*OBJECTIVE:* Each record below is to be copied word for word, with pictures removed.

PROVIDED ENTRIES start

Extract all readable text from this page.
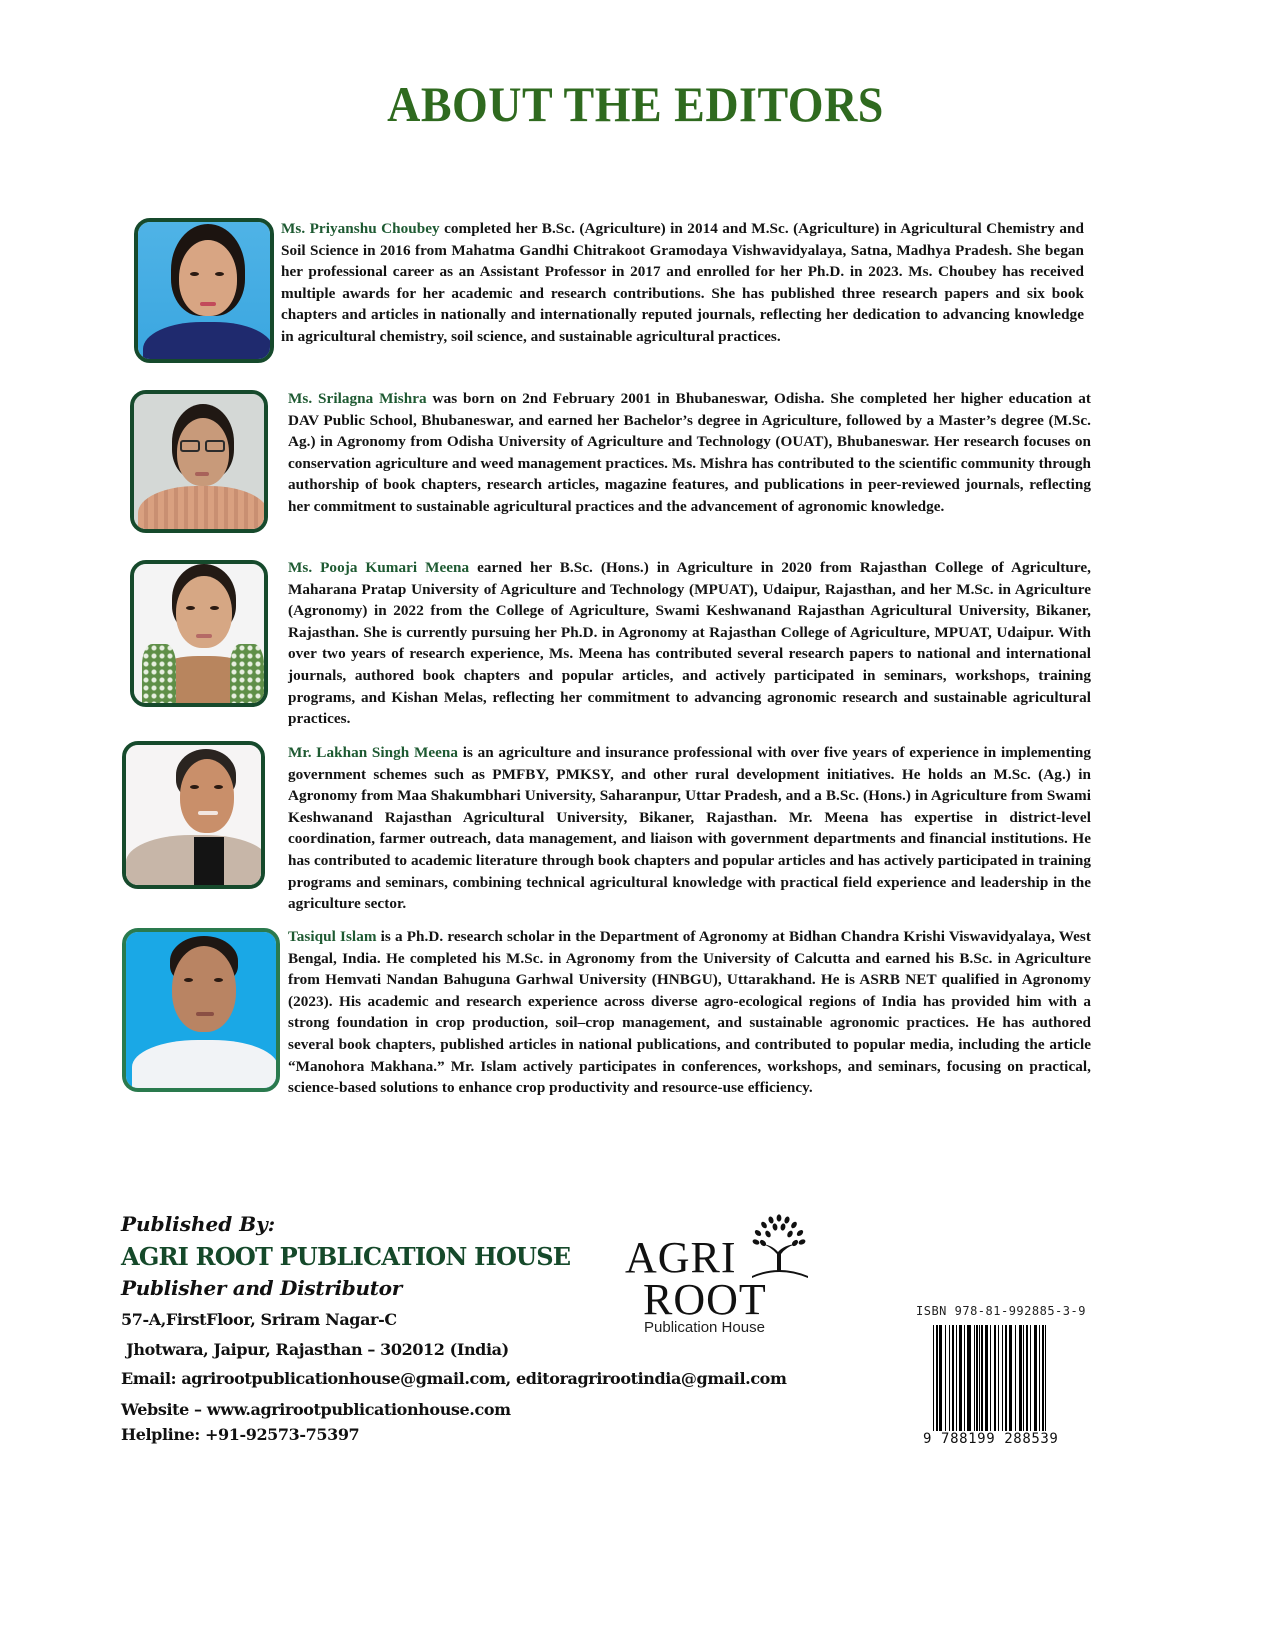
ABOUT THE EDITORS

Ms. Priyanshu Choubey completed her B.Sc. (Agriculture) in 2014 and M.Sc. (Agriculture) in Agricultural Chemistry and Soil Science in 2016 from Mahatma Gandhi Chitrakoot Gramodaya Vishwavidyalaya, Satna, Madhya Pradesh. She began her professional career as an Assistant Professor in 2017 and enrolled for her Ph.D. in 2023. Ms. Choubey has received multiple awards for her academic and research contributions. She has published three research papers and six book chapters and articles in nationally and internationally reputed journals, reflecting her dedication to advancing knowledge in agricultural chemistry, soil science, and sustainable agricultural practices.

Ms. Srilagna Mishra was born on 2nd February 2001 in Bhubaneswar, Odisha. She completed her higher education at DAV Public School, Bhubaneswar, and earned her Bachelor’s degree in Agriculture, followed by a Master’s degree (M.Sc. Ag.) in Agronomy from Odisha University of Agriculture and Technology (OUAT), Bhubaneswar. Her research focuses on conservation agriculture and weed management practices. Ms. Mishra has contributed to the scientific community through authorship of book chapters, research articles, magazine features, and publications in peer-reviewed journals, reflecting her commitment to sustainable agricultural practices and the advancement of agronomic knowledge.

Ms. Pooja Kumari Meena earned her B.Sc. (Hons.) in Agriculture in 2020 from Rajasthan College of Agriculture, Maharana Pratap University of Agriculture and Technology (MPUAT), Udaipur, Rajasthan, and her M.Sc. in Agriculture (Agronomy) in 2022 from the College of Agriculture, Swami Keshwanand Rajasthan Agricultural University, Bikaner, Rajasthan. She is currently pursuing her Ph.D. in Agronomy at Rajasthan College of Agriculture, MPUAT, Udaipur. With over two years of research experience, Ms. Meena has contributed several research papers to national and international journals, authored book chapters and popular articles, and actively participated in seminars, workshops, training programs, and Kishan Melas, reflecting her commitment to advancing agronomic research and sustainable agricultural practices.

Mr. Lakhan Singh Meena is an agriculture and insurance professional with over five years of experience in implementing government schemes such as PMFBY, PMKSY, and other rural development initiatives. He holds an M.Sc. (Ag.) in Agronomy from Maa Shakumbhari University, Saharanpur, Uttar Pradesh, and a B.Sc. (Hons.) in Agriculture from Swami Keshwanand Rajasthan Agricultural University, Bikaner, Rajasthan. Mr. Meena has expertise in district-level coordination, farmer outreach, data management, and liaison with government departments and financial institutions. He has contributed to academic literature through book chapters and popular articles and has actively participated in training programs and seminars, combining technical agricultural knowledge with practical field experience and leadership in the agriculture sector.

Tasiqul Islam is a Ph.D. research scholar in the Department of Agronomy at Bidhan Chandra Krishi Viswavidyalaya, West Bengal, India. He completed his M.Sc. in Agronomy from the University of Calcutta and earned his B.Sc. in Agriculture from Hemvati Nandan Bahuguna Garhwal University (HNBGU), Uttarakhand. He is ASRB NET qualified in Agronomy (2023). His academic and research experience across diverse agro-ecological regions of India has provided him with a strong foundation in crop production, soil–crop management, and sustainable agronomic practices. He has authored several book chapters, published articles in national publications, and contributed to popular media, including the article “Manohora Makhana.” Mr. Islam actively participates in conferences, workshops, and seminars, focusing on practical, science-based solutions to enhance crop productivity and resource-use efficiency.

Published By:
AGRI ROOT PUBLICATION HOUSE
Publisher and Distributor
57-A,FirstFloor, Sriram Nagar-C
Jhotwara, Jaipur, Rajasthan – 302012 (India)
Email: agrirootpublicationhouse@gmail.com, editoragrirootindia@gmail.com
Website – www.agrirootpublicationhouse.com
Helpline: +91-92573-75397
AGRI
ROOT
Publication House
ISBN 978-81-992885-3-9
9 788199 288539
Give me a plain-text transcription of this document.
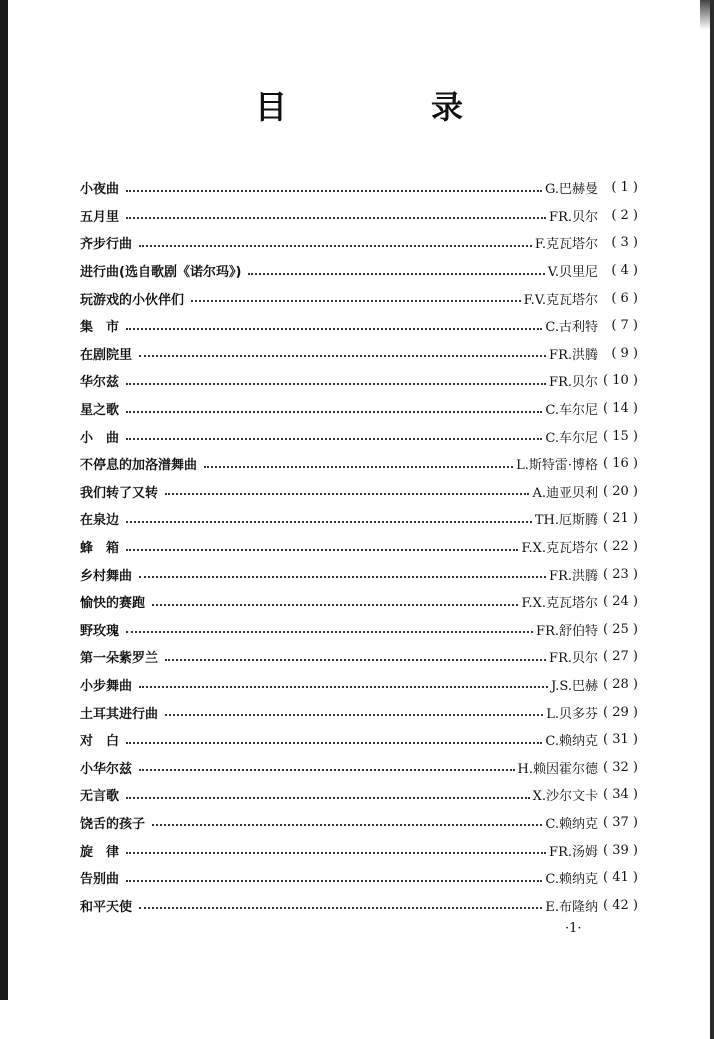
目　录
小夜曲	G.巴赫曼	( 1 )
五月里	FR.贝尔	( 2 )
齐步行曲	F.克瓦塔尔	( 3 )
进行曲(选自歌剧《诺尔玛》)	V.贝里尼	( 4 )
玩游戏的小伙伴们	F.V.克瓦塔尔	( 6 )
集　市	C.古利特	( 7 )
在剧院里	FR.洪腾	( 9 )
华尔兹	FR.贝尔 ( 10 )
星之歌	C.车尔尼 ( 14 )
小　曲	C.车尔尼 ( 15 )
不停息的加洛潽舞曲	L.斯特雷·博格 ( 16 )
我们转了又转	A.迪亚贝利 ( 20 )
在泉边	TH.厄斯腾 ( 21 )
蜂　箱	F.X.克瓦塔尔 ( 22 )
乡村舞曲	FR.洪腾 ( 23 )
愉快的赛跑	F.X.克瓦塔尔 ( 24 )
野玫瑰	FR.舒伯特 ( 25 )
第一朵紫罗兰	FR.贝尔 ( 27 )
小步舞曲	J.S.巴赫 ( 28 )
土耳其进行曲	L.贝多芬 ( 29 )
对　白	C.赖纳克 ( 31 )
小华尔兹	H.赖因霍尔德 ( 32 )
无言歌	X.沙尔文卡 ( 34 )
饶舌的孩子	C.赖纳克 ( 37 )
旋　律	FR.汤姆 ( 39 )
告别曲	C.赖纳克 ( 41 )
和平天使	E.布隆纳 ( 42 )
·1·
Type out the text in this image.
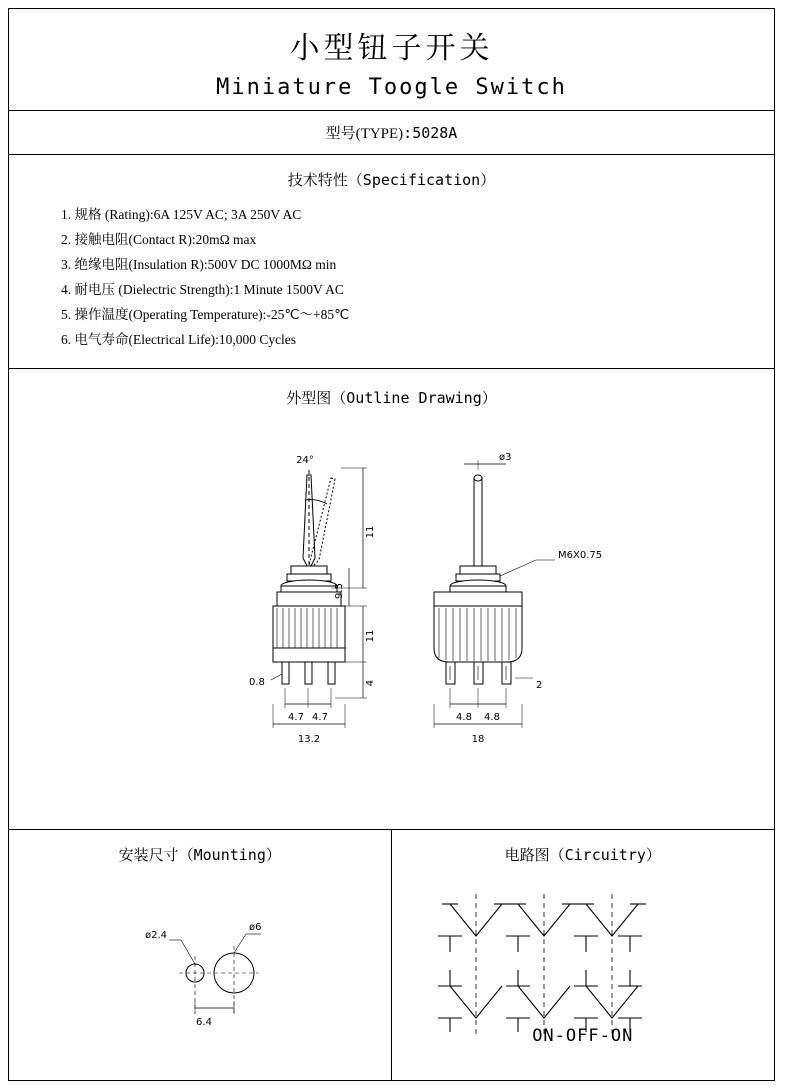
小型钮子开关
Miniature Toogle Switch
型号(TYPE):5028A
技术特性（Specification）
1. 规格 (Rating):6A 125V AC; 3A 250V AC
2. 接触电阻(Contact R):20mΩ max
3. 绝缘电阻(Insulation R):500V DC 1000MΩ min
4. 耐电压 (Dielectric Strength):1 Minute 1500V AC
5. 操作温度(Operating Temperature):-25℃～+85℃
6. 电气寿命(Electrical Life):10,000 Cycles
外型图（Outline Drawing）
24°
11
9.5
11
4
0.8
4.7 4.7
13.2
ø3
M6X0.75
2
4.8 4.8
18
安装尺寸（Mounting）
ø2.4
ø6
6.4
电路图（Circuitry）
ON-OFF-ON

PROVIDED ENTRIES end

*COMPLETED TASK:*
Extract all readable text from this page.
ABOUT THE EDITORS

Ms. Priyanshu Choubey completed her B.Sc. (Agriculture) in 2014 and M.Sc. (Agriculture) in Agricultural Chemistry and Soil Science in 2016 from Mahatma Gandhi Chitrakoot Gramodaya Vishwavidyalaya, Satna, Madhya Pradesh. She began her professional career as an Assistant Professor in 2017 and enrolled for her Ph.D. in 2023. Ms. Choubey has received multiple awards for her academic and research contributions. She has published three research papers and six book chapters and articles in nationally and internationally reputed journals, reflecting her dedication to advancing knowledge in agricultural chemistry, soil science, and sustainable agricultural practices.

Ms. Srilagna Mishra was born on 2nd February 2001 in Bhubaneswar, Odisha. She completed her higher education at DAV Public School, Bhubaneswar, and earned her Bachelor’s degree in Agriculture, followed by a Master’s degree (M.Sc. Ag.) in Agronomy from Odisha University of Agriculture and Technology (OUAT), Bhubaneswar. Her research focuses on conservation agriculture and weed management practices. Ms. Mishra has contributed to the scientific community through authorship of book chapters, research articles, magazine features, and publications in peer-reviewed journals, reflecting her commitment to sustainable agricultural practices and the advancement of agronomic knowledge.

Ms. Pooja Kumari Meena earned her B.Sc. (Hons.) in Agriculture in 2020 from Rajasthan College of Agriculture, Maharana Pratap University of Agriculture and Technology (MPUAT), Udaipur, Rajasthan, and her M.Sc. in Agriculture (Agronomy) in 2022 from the College of Agriculture, Swami Keshwanand Rajasthan Agricultural University, Bikaner, Rajasthan. She is currently pursuing her Ph.D. in Agronomy at Rajasthan College of Agriculture, MPUAT, Udaipur. With over two years of research experience, Ms. Meena has contributed several research papers to national and international journals, authored book chapters and popular articles, and actively participated in seminars, workshops, training programs, and Kishan Melas, reflecting her commitment to advancing agronomic research and sustainable agricultural practices.

Mr. Lakhan Singh Meena is an agriculture and insurance professional with over five years of experience in implementing government schemes such as PMFBY, PMKSY, and other rural development initiatives. He holds an M.Sc. (Ag.) in Agronomy from Maa Shakumbhari University, Saharanpur, Uttar Pradesh, and a B.Sc. (Hons.) in Agriculture from Swami Keshwanand Rajasthan Agricultural University, Bikaner, Rajasthan. Mr. Meena has expertise in district-level coordination, farmer outreach, data management, and liaison with government departments and financial institutions. He has contributed to academic literature through book chapters and popular articles and has actively participated in training programs and seminars, combining technical agricultural knowledge with practical field experience and leadership in the agriculture sector.

Tasiqul Islam is a Ph.D. research scholar in the Department of Agronomy at Bidhan Chandra Krishi Viswavidyalaya, West Bengal, India. He completed his M.Sc. in Agronomy from the University of Calcutta and earned his B.Sc. in Agriculture from Hemvati Nandan Bahuguna Garhwal University (HNBGU), Uttarakhand. He is ASRB NET qualified in Agronomy (2023). His academic and research experience across diverse agro-ecological regions of India has provided him with a strong foundation in crop production, soil–crop management, and sustainable agronomic practices. He has authored several book chapters, published articles in national publications, and contributed to popular media, including the article “Manohora Makhana.” Mr. Islam actively participates in conferences, workshops, and seminars, focusing on practical, science-based solutions to enhance crop productivity and resource-use efficiency.

Published By:
AGRI ROOT PUBLICATION HOUSE
Publisher and Distributor
57-A,FirstFloor, Sriram Nagar-C
Jhotwara, Jaipur, Rajasthan – 302012 (India)
Email: agrirootpublicationhouse@gmail.com, editoragrirootindia@gmail.com
Website – www.agrirootpublicationhouse.com
Helpline: +91-92573-75397
AGRI
ROOT
Publication House
ISBN 978-81-992885-3-9
9 788199 288539
Give me a plain-text transcription of this document.
目　录
小夜曲	G.巴赫曼	( 1 )
五月里	FR.贝尔	( 2 )
齐步行曲	F.克瓦塔尔	( 3 )
进行曲(选自歌剧《诺尔玛》)	V.贝里尼	( 4 )
玩游戏的小伙伴们	F.V.克瓦塔尔	( 6 )
集　市	C.古利特	( 7 )
在剧院里	FR.洪腾	( 9 )
华尔兹	FR.贝尔 ( 10 )
星之歌	C.车尔尼 ( 14 )
小　曲	C.车尔尼 ( 15 )
不停息的加洛潽舞曲	L.斯特雷·博格 ( 16 )
我们转了又转	A.迪亚贝利 ( 20 )
在泉边	TH.厄斯腾 ( 21 )
蜂　箱	F.X.克瓦塔尔 ( 22 )
乡村舞曲	FR.洪腾 ( 23 )
愉快的赛跑	F.X.克瓦塔尔 ( 24 )
野玫瑰	FR.舒伯特 ( 25 )
第一朵紫罗兰	FR.贝尔 ( 27 )
小步舞曲	J.S.巴赫 ( 28 )
土耳其进行曲	L.贝多芬 ( 29 )
对　白	C.赖纳克 ( 31 )
小华尔兹	H.赖因霍尔德 ( 32 )
无言歌	X.沙尔文卡 ( 34 )
饶舌的孩子	C.赖纳克 ( 37 )
旋　律	FR.汤姆 ( 39 )
告别曲	C.赖纳克 ( 41 )
和平天使	E.布隆纳 ( 42 )
·1·
Type out the text in this image.
小型钮子开关
Miniature Toogle Switch
型号(TYPE):5028A
技术特性（Specification）
1. 规格 (Rating):6A 125V AC; 3A 250V AC
2. 接触电阻(Contact R):20mΩ max
3. 绝缘电阻(Insulation R):500V DC 1000MΩ min
4. 耐电压 (Dielectric Strength):1 Minute 1500V AC
5. 操作温度(Operating Temperature):-25℃～+85℃
6. 电气寿命(Electrical Life):10,000 Cycles
外型图（Outline Drawing）
24°
11
9.5
11
4
0.8
4.7 4.7
13.2
ø3
M6X0.75
2
4.8 4.8
18
安装尺寸（Mounting）
ø2.4
ø6
6.4
电路图（Circuitry）
ON-OFF-ON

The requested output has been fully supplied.